WRITTEN TASK
Go through the data below and gather each line containing "change".

EXTRACTED DATA
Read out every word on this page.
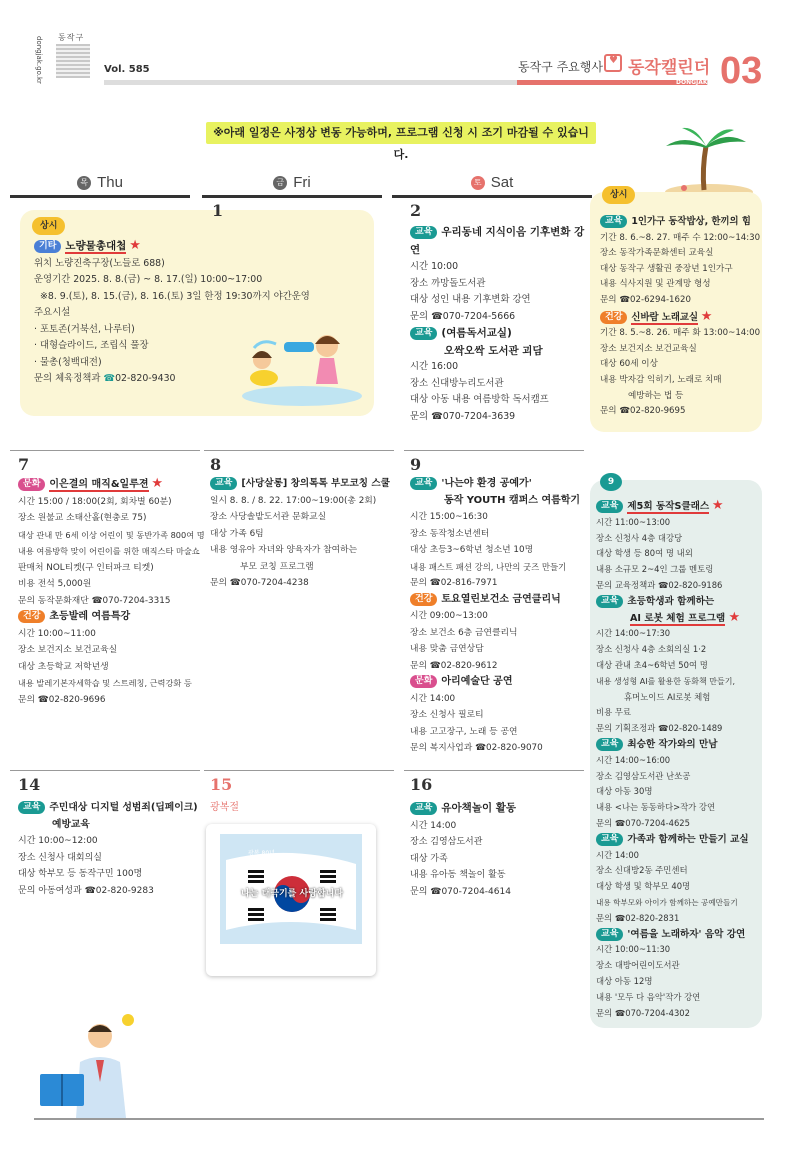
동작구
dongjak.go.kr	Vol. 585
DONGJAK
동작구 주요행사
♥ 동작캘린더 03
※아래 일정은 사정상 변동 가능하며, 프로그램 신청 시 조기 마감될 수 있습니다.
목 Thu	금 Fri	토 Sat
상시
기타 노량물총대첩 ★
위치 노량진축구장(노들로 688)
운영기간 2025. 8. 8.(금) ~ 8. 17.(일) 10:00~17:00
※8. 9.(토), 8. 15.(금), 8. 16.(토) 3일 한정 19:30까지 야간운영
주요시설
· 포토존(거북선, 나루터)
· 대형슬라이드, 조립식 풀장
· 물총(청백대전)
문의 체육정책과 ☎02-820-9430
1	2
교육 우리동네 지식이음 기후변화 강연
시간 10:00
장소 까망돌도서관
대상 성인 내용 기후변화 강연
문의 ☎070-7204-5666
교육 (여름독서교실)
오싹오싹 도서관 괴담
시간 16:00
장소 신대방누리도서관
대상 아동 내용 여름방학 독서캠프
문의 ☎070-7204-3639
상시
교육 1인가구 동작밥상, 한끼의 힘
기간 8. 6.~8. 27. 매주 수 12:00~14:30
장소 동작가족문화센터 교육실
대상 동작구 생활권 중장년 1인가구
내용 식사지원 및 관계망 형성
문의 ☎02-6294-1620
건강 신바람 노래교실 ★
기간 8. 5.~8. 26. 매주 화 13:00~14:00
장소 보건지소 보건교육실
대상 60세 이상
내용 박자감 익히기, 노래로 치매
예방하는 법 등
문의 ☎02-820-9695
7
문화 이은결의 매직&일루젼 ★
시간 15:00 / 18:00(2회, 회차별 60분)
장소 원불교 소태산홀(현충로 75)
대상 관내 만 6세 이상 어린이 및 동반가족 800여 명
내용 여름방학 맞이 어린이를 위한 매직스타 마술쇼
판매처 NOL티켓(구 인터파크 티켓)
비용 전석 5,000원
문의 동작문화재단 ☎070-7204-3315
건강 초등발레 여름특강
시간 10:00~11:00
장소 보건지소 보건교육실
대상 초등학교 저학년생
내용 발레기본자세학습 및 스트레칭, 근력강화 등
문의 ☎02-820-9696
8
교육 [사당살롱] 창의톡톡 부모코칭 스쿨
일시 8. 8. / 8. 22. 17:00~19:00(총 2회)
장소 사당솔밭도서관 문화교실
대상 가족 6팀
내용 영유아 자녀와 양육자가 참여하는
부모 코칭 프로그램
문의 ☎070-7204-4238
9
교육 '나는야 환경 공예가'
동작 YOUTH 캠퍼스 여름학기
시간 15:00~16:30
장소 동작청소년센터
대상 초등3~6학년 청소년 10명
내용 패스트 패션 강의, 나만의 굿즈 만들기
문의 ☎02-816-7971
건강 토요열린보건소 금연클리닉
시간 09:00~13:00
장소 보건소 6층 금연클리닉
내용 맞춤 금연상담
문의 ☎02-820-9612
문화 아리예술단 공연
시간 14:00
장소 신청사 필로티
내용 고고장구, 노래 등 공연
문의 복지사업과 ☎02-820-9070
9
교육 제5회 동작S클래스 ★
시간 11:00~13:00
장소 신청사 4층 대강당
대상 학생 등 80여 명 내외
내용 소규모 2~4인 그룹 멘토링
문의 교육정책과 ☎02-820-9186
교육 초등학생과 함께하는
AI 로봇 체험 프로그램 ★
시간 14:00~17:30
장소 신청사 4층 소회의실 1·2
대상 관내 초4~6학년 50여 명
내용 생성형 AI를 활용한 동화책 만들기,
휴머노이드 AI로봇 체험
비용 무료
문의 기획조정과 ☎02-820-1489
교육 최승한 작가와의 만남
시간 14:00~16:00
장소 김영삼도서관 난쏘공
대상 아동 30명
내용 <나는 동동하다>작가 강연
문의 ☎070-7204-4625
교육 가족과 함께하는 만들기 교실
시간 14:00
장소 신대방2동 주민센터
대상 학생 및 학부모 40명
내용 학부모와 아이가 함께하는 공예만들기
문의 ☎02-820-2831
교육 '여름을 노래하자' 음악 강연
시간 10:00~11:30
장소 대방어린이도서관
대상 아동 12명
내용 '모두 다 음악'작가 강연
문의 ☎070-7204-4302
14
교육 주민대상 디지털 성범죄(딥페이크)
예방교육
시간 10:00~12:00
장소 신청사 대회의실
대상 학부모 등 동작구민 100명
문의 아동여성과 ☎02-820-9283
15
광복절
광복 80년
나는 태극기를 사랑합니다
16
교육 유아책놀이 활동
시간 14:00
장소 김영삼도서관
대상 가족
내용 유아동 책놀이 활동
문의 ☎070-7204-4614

---

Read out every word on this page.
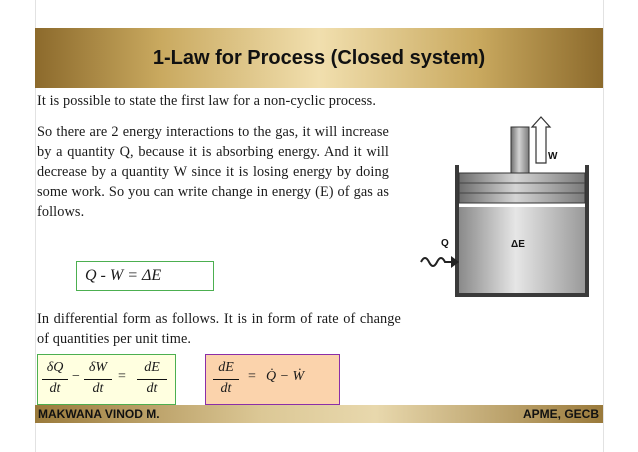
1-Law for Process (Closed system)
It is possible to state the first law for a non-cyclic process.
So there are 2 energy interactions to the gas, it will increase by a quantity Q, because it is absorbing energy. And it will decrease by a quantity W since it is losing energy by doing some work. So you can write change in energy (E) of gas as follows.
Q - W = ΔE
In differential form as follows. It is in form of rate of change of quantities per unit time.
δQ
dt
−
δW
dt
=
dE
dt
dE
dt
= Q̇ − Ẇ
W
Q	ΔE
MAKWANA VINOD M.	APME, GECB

REPLY
So there are 2 energy interactions to the gas, it will increase by a quantity Q, because it is absorbing energy. And it will decrease by a quantity W since it is losing energy by doing some work. So you can write change in energy (E) of gas as follows.
In differential form as follows. It is in form of rate of change of quantities per unit time.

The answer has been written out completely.